══ Input for this task
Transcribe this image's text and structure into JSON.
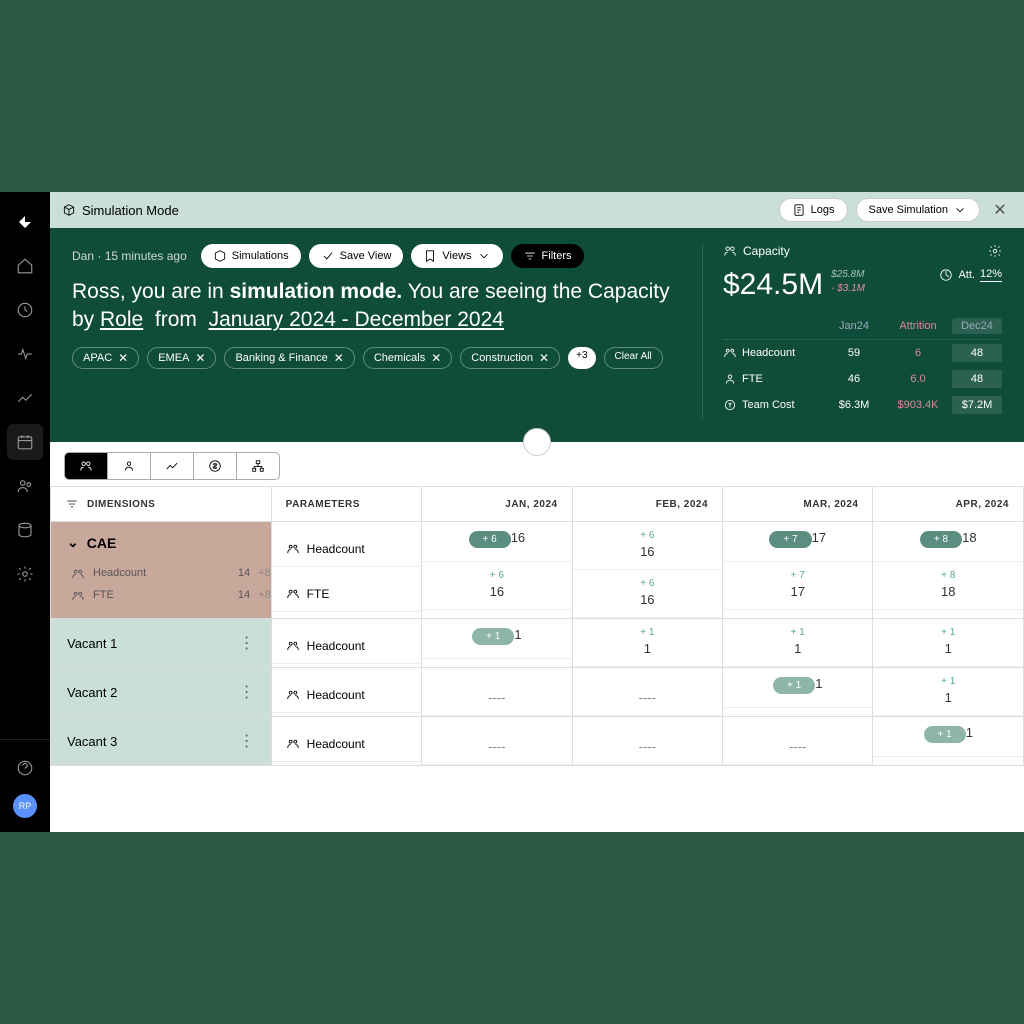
{
  "topbar": {
    "title": "Simulation Mode",
    "logs": "Logs",
    "save": "Save Simulation"
  },
  "header": {
    "author": "Dan",
    "time": "15 minutes ago",
    "btn_sim": "Simulations",
    "btn_save": "Save View",
    "btn_views": "Views",
    "btn_filters": "Filters",
    "headline_1": "Ross, you are in ",
    "headline_bold": "simulation mode.",
    "headline_2": " You are seeing the Capacity by ",
    "role": "Role",
    "from": " from ",
    "range": "January 2024 - December 2024",
    "chips": [
      "APAC",
      "EMEA",
      "Banking & Finance",
      "Chemicals",
      "Construction"
    ],
    "chip_more": "+3",
    "clear": "Clear All"
  },
  "capacity": {
    "label": "Capacity",
    "amount": "$24.5M",
    "sub1": "$25.8M",
    "sub2": "- $3.1M",
    "att_label": "Att.",
    "att_val": "12%",
    "cols": {
      "c1": "Jan24",
      "c2": "Attrition",
      "c3": "Dec24"
    },
    "rows": [
      {
        "label": "Headcount",
        "a": "59",
        "b": "6",
        "c": "48"
      },
      {
        "label": "FTE",
        "a": "46",
        "b": "6.0",
        "c": "48"
      },
      {
        "label": "Team Cost",
        "a": "$6.3M",
        "b": "$903.4K",
        "c": "$7.2M"
      }
    ]
  },
  "columns": {
    "dim": "DIMENSIONS",
    "param": "PARAMETERS",
    "m1": "JAN, 2024",
    "m2": "FEB, 2024",
    "m3": "MAR, 2024",
    "m4": "APR, 2024"
  },
  "cae": {
    "name": "CAE",
    "sub": [
      {
        "label": "Headcount",
        "v1": "14",
        "v2": "+8"
      },
      {
        "label": "FTE",
        "v1": "14",
        "v2": "+8"
      }
    ],
    "params": [
      "Headcount",
      "FTE"
    ],
    "months": [
      {
        "hc_d": "+ 6",
        "hc": "16",
        "fte_d": "+ 6",
        "fte": "16"
      },
      {
        "hc_d": "+ 6",
        "hc": "16",
        "fte_d": "+ 6",
        "fte": "16"
      },
      {
        "hc_d": "+ 7",
        "hc": "17",
        "fte_d": "+ 7",
        "fte": "17"
      },
      {
        "hc_d": "+ 8",
        "hc": "18",
        "fte_d": "+ 8",
        "fte": "18"
      }
    ]
  },
  "vacant": [
    {
      "name": "Vacant 1",
      "param": "Headcount",
      "m": [
        {
          "d": "+ 1",
          "v": "1",
          "pill": true
        },
        {
          "d": "+ 1",
          "v": "1"
        },
        {
          "d": "+ 1",
          "v": "1"
        },
        {
          "d": "+ 1",
          "v": "1"
        }
      ]
    },
    {
      "name": "Vacant 2",
      "param": "Headcount",
      "m": [
        {
          "d": "",
          "v": "----"
        },
        {
          "d": "",
          "v": "----"
        },
        {
          "d": "+ 1",
          "v": "1",
          "pill": true
        },
        {
          "d": "+ 1",
          "v": "1"
        }
      ]
    },
    {
      "name": "Vacant 3",
      "param": "Headcount",
      "m": [
        {
          "d": "",
          "v": "----"
        },
        {
          "d": "",
          "v": "----"
        },
        {
          "d": "",
          "v": "----"
        },
        {
          "d": "+ 1",
          "v": "1",
          "pill": true
        }
      ]
    }
  ],
  "avatar": "RP"
}
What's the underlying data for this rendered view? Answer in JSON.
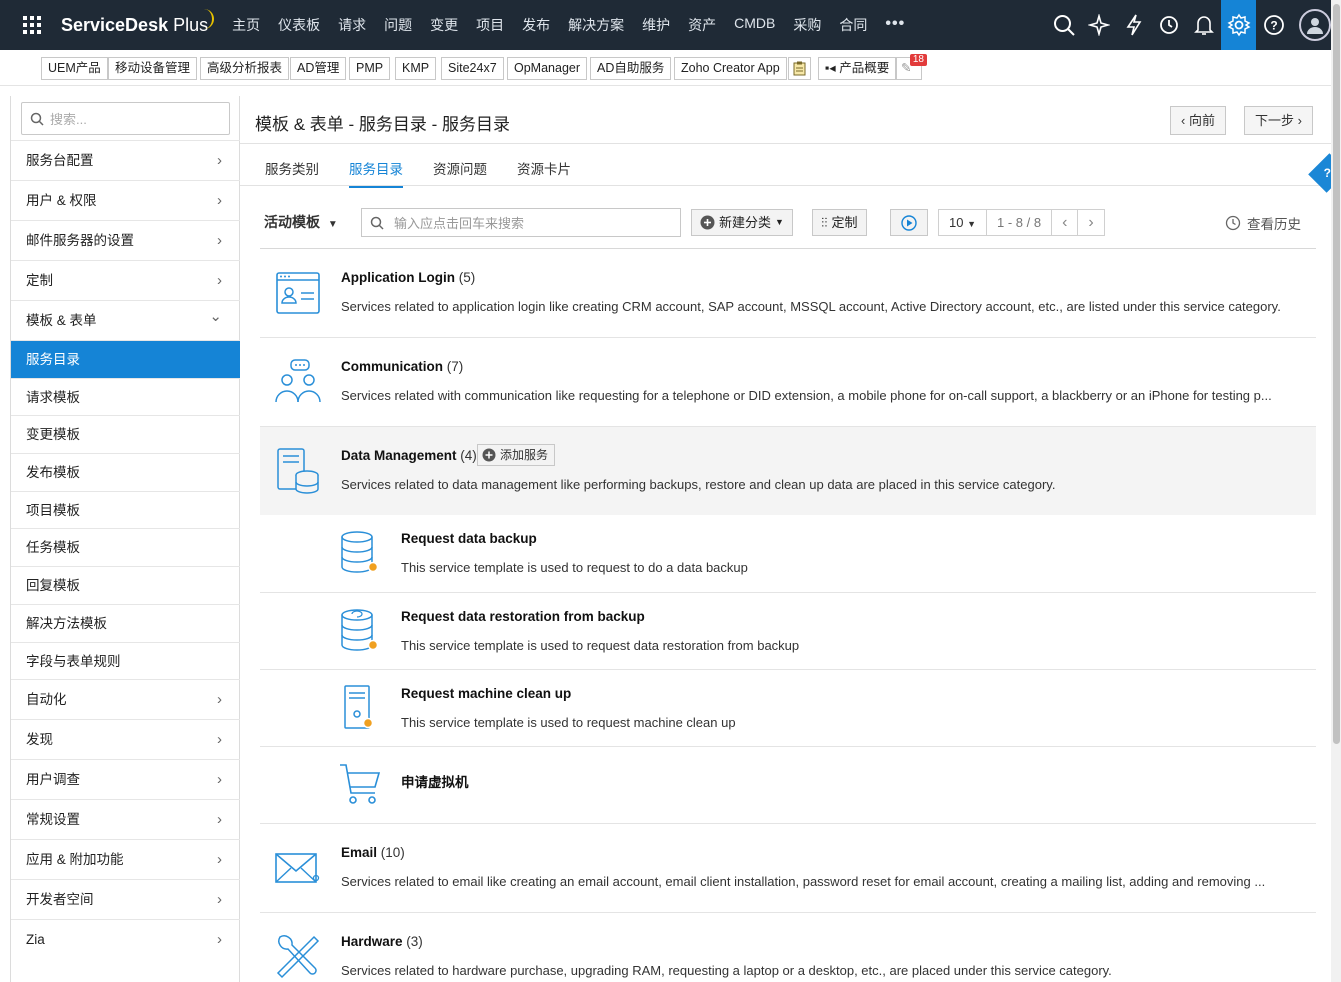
{
  "app": {
    "name": "ServiceDesk",
    "name_plus": "Plus"
  },
  "nav": [
    "主页",
    "仪表板",
    "请求",
    "问题",
    "变更",
    "项目",
    "发布",
    "解决方案",
    "维护",
    "资产",
    "CMDB",
    "采购",
    "合同"
  ],
  "nav_more": "•••",
  "top_icons": [
    "search-icon",
    "sparkle-icon",
    "lightning-icon",
    "history-icon",
    "bell-icon",
    "gear-icon",
    "help-icon",
    "user-avatar-icon"
  ],
  "products": [
    "UEM产品",
    "移动设备管理",
    "高级分析报表",
    "AD管理",
    "PMP",
    "KMP",
    "Site24x7",
    "OpManager",
    "AD自助服务",
    "Zoho Creator App"
  ],
  "product_overview": "产品概要",
  "notify_badge": "18",
  "sidebar": {
    "search_placeholder": "搜索...",
    "items": [
      {
        "label": "服务台配置",
        "type": "group"
      },
      {
        "label": "用户 & 权限",
        "type": "group"
      },
      {
        "label": "邮件服务器的设置",
        "type": "group"
      },
      {
        "label": "定制",
        "type": "group"
      },
      {
        "label": "模板 & 表单",
        "type": "open"
      },
      {
        "label": "服务目录",
        "type": "sub",
        "active": true
      },
      {
        "label": "请求模板",
        "type": "sub"
      },
      {
        "label": "变更模板",
        "type": "sub"
      },
      {
        "label": "发布模板",
        "type": "sub"
      },
      {
        "label": "项目模板",
        "type": "sub"
      },
      {
        "label": "任务模板",
        "type": "sub"
      },
      {
        "label": "回复模板",
        "type": "sub"
      },
      {
        "label": "解决方法模板",
        "type": "sub"
      },
      {
        "label": "字段与表单规则",
        "type": "sub"
      },
      {
        "label": "自动化",
        "type": "group"
      },
      {
        "label": "发现",
        "type": "group"
      },
      {
        "label": "用户调查",
        "type": "group"
      },
      {
        "label": "常规设置",
        "type": "group"
      },
      {
        "label": "应用 & 附加功能",
        "type": "group"
      },
      {
        "label": "开发者空间",
        "type": "group"
      },
      {
        "label": "Zia",
        "type": "group"
      }
    ]
  },
  "page": {
    "title": "模板 & 表单 - 服务目录 - 服务目录",
    "prev_label": "向前",
    "next_label": "下一步",
    "tabs": [
      "服务类别",
      "服务目录",
      "资源问题",
      "资源卡片"
    ],
    "active_tab": 1
  },
  "toolbar": {
    "filter": "活动模板",
    "search_placeholder": "输入应点击回车来搜索",
    "new_category": "新建分类",
    "customize": "定制",
    "per_page": "10",
    "range": "1 - 8 / 8",
    "history": "查看历史"
  },
  "categories": [
    {
      "name": "Application Login",
      "count": "(5)",
      "desc": "Services related to application login like creating CRM account, SAP account, MSSQL account, Active Directory account, etc., are listed under this service category.",
      "icon": "app-login-icon"
    },
    {
      "name": "Communication",
      "count": "(7)",
      "desc": "Services related with communication like requesting for a telephone or DID extension, a mobile phone for on-call support, a blackberry or an iPhone for testing p...",
      "icon": "communication-icon"
    },
    {
      "name": "Data Management",
      "count": "(4)",
      "desc": "Services related to data management like performing backups, restore and clean up data are placed in this service category.",
      "icon": "data-management-icon",
      "add_service": "添加服务"
    },
    {
      "name": "Email",
      "count": "(10)",
      "desc": "Services related to email like creating an email account, email client installation, password reset for email account, creating a mailing list, adding and removing ...",
      "icon": "email-icon"
    },
    {
      "name": "Hardware",
      "count": "(3)",
      "desc": "Services related to hardware purchase, upgrading RAM, requesting a laptop or a desktop, etc., are placed under this service category.",
      "icon": "hardware-icon"
    }
  ],
  "services": [
    {
      "name": "Request data backup",
      "desc": "This service template is used to request to do a data backup",
      "icon": "database-icon"
    },
    {
      "name": "Request data restoration from backup",
      "desc": "This service template is used to request data restoration from backup",
      "icon": "database-restore-icon"
    },
    {
      "name": "Request machine clean up",
      "desc": "This service template is used to request machine clean up",
      "icon": "server-icon"
    },
    {
      "name": "申请虚拟机",
      "desc": "",
      "icon": "cart-icon"
    }
  ],
  "colors": {
    "accent": "#1584d6",
    "topbar": "#1f2a36",
    "badge": "#e23b3b"
  }
}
════
Go through the lines above. Select every one that has the string "Save".

- **Output**:
    "save": "Save Simulation"
    "btn_save": "Save View",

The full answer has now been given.